◆ **EXERCISE BRIEF**
Return all of the lines below exactly as they are.

--- Begin SUPPLIED ENTRIES ---

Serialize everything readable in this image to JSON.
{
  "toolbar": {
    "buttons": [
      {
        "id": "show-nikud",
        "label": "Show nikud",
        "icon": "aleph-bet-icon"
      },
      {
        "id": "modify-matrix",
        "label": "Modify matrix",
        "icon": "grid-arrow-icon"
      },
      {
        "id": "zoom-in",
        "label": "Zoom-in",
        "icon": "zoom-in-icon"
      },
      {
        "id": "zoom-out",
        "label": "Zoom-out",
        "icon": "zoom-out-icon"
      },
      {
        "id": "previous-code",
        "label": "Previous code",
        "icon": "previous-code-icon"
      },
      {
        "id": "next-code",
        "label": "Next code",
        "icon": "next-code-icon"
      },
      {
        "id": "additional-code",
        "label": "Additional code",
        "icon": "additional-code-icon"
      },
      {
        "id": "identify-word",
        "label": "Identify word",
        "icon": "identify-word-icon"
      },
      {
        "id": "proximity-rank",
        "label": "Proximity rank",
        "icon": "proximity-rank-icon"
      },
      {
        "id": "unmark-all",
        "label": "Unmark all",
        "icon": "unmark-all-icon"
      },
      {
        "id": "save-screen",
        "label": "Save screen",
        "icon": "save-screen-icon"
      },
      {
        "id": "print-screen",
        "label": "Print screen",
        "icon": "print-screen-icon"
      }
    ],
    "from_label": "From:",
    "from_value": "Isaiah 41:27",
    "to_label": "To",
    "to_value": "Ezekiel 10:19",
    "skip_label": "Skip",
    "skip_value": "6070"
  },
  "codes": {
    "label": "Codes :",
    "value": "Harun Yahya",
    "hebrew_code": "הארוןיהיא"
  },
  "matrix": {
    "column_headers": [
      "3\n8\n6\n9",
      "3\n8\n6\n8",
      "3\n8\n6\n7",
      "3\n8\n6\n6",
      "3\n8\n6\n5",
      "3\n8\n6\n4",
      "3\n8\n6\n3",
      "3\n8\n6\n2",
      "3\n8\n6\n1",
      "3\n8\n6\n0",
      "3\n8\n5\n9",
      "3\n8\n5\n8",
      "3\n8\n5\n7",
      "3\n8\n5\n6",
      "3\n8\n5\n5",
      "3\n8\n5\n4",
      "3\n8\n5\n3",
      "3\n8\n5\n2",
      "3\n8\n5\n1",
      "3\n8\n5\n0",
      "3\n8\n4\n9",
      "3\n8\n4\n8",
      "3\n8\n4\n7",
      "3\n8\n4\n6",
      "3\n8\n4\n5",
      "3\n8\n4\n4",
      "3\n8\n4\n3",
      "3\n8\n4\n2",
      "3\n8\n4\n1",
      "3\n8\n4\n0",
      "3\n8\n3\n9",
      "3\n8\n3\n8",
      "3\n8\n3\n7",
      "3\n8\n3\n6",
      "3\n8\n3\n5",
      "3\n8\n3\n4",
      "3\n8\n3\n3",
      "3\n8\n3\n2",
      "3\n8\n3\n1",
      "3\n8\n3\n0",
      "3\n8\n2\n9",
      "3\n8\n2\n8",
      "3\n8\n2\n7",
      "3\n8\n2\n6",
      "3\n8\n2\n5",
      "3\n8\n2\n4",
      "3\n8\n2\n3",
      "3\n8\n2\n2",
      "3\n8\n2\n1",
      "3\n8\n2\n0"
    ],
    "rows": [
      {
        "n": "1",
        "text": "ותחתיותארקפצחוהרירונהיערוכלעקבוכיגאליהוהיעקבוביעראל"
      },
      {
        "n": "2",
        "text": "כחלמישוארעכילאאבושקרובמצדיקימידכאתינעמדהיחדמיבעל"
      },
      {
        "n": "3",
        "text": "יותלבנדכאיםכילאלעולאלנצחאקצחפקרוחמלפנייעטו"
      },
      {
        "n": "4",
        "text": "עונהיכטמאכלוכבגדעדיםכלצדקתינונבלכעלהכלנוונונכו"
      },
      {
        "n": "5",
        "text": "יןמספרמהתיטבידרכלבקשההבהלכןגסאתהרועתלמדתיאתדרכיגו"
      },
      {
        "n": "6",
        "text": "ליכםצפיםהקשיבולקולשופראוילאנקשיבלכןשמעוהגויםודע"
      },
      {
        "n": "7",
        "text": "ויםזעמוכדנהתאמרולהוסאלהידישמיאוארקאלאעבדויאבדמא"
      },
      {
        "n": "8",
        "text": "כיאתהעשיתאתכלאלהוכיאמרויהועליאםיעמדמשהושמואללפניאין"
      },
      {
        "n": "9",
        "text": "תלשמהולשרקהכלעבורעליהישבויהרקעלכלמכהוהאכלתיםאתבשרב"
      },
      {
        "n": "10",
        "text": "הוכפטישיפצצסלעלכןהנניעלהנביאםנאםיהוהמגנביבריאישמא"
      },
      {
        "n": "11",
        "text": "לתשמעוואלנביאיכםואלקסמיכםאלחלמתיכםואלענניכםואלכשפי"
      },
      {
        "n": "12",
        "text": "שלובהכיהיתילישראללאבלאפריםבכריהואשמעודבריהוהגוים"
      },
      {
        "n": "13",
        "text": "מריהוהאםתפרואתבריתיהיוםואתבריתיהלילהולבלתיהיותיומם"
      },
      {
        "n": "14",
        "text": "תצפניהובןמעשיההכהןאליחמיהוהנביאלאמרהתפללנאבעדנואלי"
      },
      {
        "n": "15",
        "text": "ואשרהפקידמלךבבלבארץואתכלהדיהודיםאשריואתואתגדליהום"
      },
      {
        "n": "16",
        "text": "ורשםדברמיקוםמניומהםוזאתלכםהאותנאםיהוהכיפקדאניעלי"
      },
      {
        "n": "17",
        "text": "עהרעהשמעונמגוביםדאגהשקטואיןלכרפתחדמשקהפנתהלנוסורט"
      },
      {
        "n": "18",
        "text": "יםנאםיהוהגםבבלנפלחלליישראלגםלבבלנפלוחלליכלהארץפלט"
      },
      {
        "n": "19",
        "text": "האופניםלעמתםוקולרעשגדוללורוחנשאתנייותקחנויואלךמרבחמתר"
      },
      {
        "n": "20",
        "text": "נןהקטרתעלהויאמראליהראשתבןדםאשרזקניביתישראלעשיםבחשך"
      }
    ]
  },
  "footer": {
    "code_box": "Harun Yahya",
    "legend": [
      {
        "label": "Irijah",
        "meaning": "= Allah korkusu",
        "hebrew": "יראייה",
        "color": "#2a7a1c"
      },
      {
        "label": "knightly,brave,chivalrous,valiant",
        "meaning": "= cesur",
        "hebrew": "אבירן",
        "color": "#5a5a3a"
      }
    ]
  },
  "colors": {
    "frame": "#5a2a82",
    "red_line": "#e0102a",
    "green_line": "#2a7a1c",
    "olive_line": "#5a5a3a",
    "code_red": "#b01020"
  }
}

--- End SUPPLIED ENTRIES ---

◆ **EXPECTED ANSWER**
Serialize everything readable in this image to JSON.
{
  "toolbar": {
    "buttons": [
      {
        "id": "show-nikud",
        "label": "Show nikud",
        "icon": "aleph-bet-icon"
      },
      {
        "id": "modify-matrix",
        "label": "Modify matrix",
        "icon": "grid-arrow-icon"
      },
      {
        "id": "zoom-in",
        "label": "Zoom-in",
        "icon": "zoom-in-icon"
      },
      {
        "id": "zoom-out",
        "label": "Zoom-out",
        "icon": "zoom-out-icon"
      },
      {
        "id": "previous-code",
        "label": "Previous code",
        "icon": "previous-code-icon"
      },
      {
        "id": "next-code",
        "label": "Next code",
        "icon": "next-code-icon"
      },
      {
        "id": "additional-code",
        "label": "Additional code",
        "icon": "additional-code-icon"
      },
      {
        "id": "identify-word",
        "label": "Identify word",
        "icon": "identify-word-icon"
      },
      {
        "id": "proximity-rank",
        "label": "Proximity rank",
        "icon": "proximity-rank-icon"
      },
      {
        "id": "unmark-all",
        "label": "Unmark all",
        "icon": "unmark-all-icon"
      },
      {
        "id": "save-screen",
        "label": "Save screen",
        "icon": "save-screen-icon"
      },
      {
        "id": "print-screen",
        "label": "Print screen",
        "icon": "print-screen-icon"
      }
    ],
    "from_label": "From:",
    "from_value": "Isaiah 41:27",
    "to_label": "To",
    "to_value": "Ezekiel 10:19",
    "skip_label": "Skip",
    "skip_value": "6070"
  },
  "codes": {
    "label": "Codes :",
    "value": "Harun Yahya",
    "hebrew_code": "הארוןיהיא"
  },
  "matrix": {
    "column_headers": [
      "3\n8\n6\n9",
      "3\n8\n6\n8",
      "3\n8\n6\n7",
      "3\n8\n6\n6",
      "3\n8\n6\n5",
      "3\n8\n6\n4",
      "3\n8\n6\n3",
      "3\n8\n6\n2",
      "3\n8\n6\n1",
      "3\n8\n6\n0",
      "3\n8\n5\n9",
      "3\n8\n5\n8",
      "3\n8\n5\n7",
      "3\n8\n5\n6",
      "3\n8\n5\n5",
      "3\n8\n5\n4",
      "3\n8\n5\n3",
      "3\n8\n5\n2",
      "3\n8\n5\n1",
      "3\n8\n5\n0",
      "3\n8\n4\n9",
      "3\n8\n4\n8",
      "3\n8\n4\n7",
      "3\n8\n4\n6",
      "3\n8\n4\n5",
      "3\n8\n4\n4",
      "3\n8\n4\n3",
      "3\n8\n4\n2",
      "3\n8\n4\n1",
      "3\n8\n4\n0",
      "3\n8\n3\n9",
      "3\n8\n3\n8",
      "3\n8\n3\n7",
      "3\n8\n3\n6",
      "3\n8\n3\n5",
      "3\n8\n3\n4",
      "3\n8\n3\n3",
      "3\n8\n3\n2",
      "3\n8\n3\n1",
      "3\n8\n3\n0",
      "3\n8\n2\n9",
      "3\n8\n2\n8",
      "3\n8\n2\n7",
      "3\n8\n2\n6",
      "3\n8\n2\n5",
      "3\n8\n2\n4",
      "3\n8\n2\n3",
      "3\n8\n2\n2",
      "3\n8\n2\n1",
      "3\n8\n2\n0"
    ],
    "rows": [
      {
        "n": "1",
        "text": "ותחתיותארקפצחוהרירונהיערוכלעקבוכיגאליהוהיעקבוביעראל"
      },
      {
        "n": "2",
        "text": "כחלמישוארעכילאאבושקרובמצדיקימידכאתינעמדהיחדמיבעל"
      },
      {
        "n": "3",
        "text": "יותלבנדכאיםכילאלעולאלנצחאקצחפקרוחמלפנייעטו"
      },
      {
        "n": "4",
        "text": "עונהיכטמאכלוכבגדעדיםכלצדקתינונבלכעלהכלנוונונכו"
      },
      {
        "n": "5",
        "text": "יןמספרמהתיטבידרכלבקשההבהלכןגסאתהרועתלמדתיאתדרכיגו"
      },
      {
        "n": "6",
        "text": "ליכםצפיםהקשיבולקולשופראוילאנקשיבלכןשמעוהגויםודע"
      },
      {
        "n": "7",
        "text": "ויםזעמוכדנהתאמרולהוסאלהידישמיאוארקאלאעבדויאבדמא"
      },
      {
        "n": "8",
        "text": "כיאתהעשיתאתכלאלהוכיאמרויהועליאםיעמדמשהושמואללפניאין"
      },
      {
        "n": "9",
        "text": "תלשמהולשרקהכלעבורעליהישבויהרקעלכלמכהוהאכלתיםאתבשרב"
      },
      {
        "n": "10",
        "text": "הוכפטישיפצצסלעלכןהנניעלהנביאםנאםיהוהמגנביבריאישמא"
      },
      {
        "n": "11",
        "text": "לתשמעוואלנביאיכםואלקסמיכםאלחלמתיכםואלענניכםואלכשפי"
      },
      {
        "n": "12",
        "text": "שלובהכיהיתילישראללאבלאפריםבכריהואשמעודבריהוהגוים"
      },
      {
        "n": "13",
        "text": "מריהוהאםתפרואתבריתיהיוםואתבריתיהלילהולבלתיהיותיומם"
      },
      {
        "n": "14",
        "text": "תצפניהובןמעשיההכהןאליחמיהוהנביאלאמרהתפללנאבעדנואלי"
      },
      {
        "n": "15",
        "text": "ואשרהפקידמלךבבלבארץואתכלהדיהודיםאשריואתואתגדליהום"
      },
      {
        "n": "16",
        "text": "ורשםדברמיקוםמניומהםוזאתלכםהאותנאםיהוהכיפקדאניעלי"
      },
      {
        "n": "17",
        "text": "עהרעהשמעונמגוביםדאגהשקטואיןלכרפתחדמשקהפנתהלנוסורט"
      },
      {
        "n": "18",
        "text": "יםנאםיהוהגםבבלנפלחלליישראלגםלבבלנפלוחלליכלהארץפלט"
      },
      {
        "n": "19",
        "text": "האופניםלעמתםוקולרעשגדוללורוחנשאתנייותקחנויואלךמרבחמתר"
      },
      {
        "n": "20",
        "text": "נןהקטרתעלהויאמראליהראשתבןדםאשרזקניביתישראלעשיםבחשך"
      }
    ]
  },
  "footer": {
    "code_box": "Harun Yahya",
    "legend": [
      {
        "label": "Irijah",
        "meaning": "= Allah korkusu",
        "hebrew": "יראייה",
        "color": "#2a7a1c"
      },
      {
        "label": "knightly,brave,chivalrous,valiant",
        "meaning": "= cesur",
        "hebrew": "אבירן",
        "color": "#5a5a3a"
      }
    ]
  },
  "colors": {
    "frame": "#5a2a82",
    "red_line": "#e0102a",
    "green_line": "#2a7a1c",
    "olive_line": "#5a5a3a",
    "code_red": "#b01020"
  }
}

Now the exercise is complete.